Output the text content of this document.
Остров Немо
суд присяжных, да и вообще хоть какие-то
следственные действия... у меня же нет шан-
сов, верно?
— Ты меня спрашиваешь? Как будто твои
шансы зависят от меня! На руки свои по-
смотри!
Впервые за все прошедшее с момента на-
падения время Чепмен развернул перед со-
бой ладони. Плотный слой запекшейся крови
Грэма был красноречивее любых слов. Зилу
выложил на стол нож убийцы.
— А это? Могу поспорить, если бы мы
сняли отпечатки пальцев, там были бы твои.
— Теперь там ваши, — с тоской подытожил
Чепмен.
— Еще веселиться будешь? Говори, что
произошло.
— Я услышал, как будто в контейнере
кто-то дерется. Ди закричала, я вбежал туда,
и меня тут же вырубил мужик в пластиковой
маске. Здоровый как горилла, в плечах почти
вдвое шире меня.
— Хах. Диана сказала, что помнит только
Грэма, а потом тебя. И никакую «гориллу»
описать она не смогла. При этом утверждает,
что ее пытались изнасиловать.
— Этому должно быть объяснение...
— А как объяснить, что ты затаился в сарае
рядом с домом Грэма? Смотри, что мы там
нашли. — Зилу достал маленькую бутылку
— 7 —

• Requirement
Each line that contains the string "Грэма" counts once; say how many there are and nothing else.

• Final result
3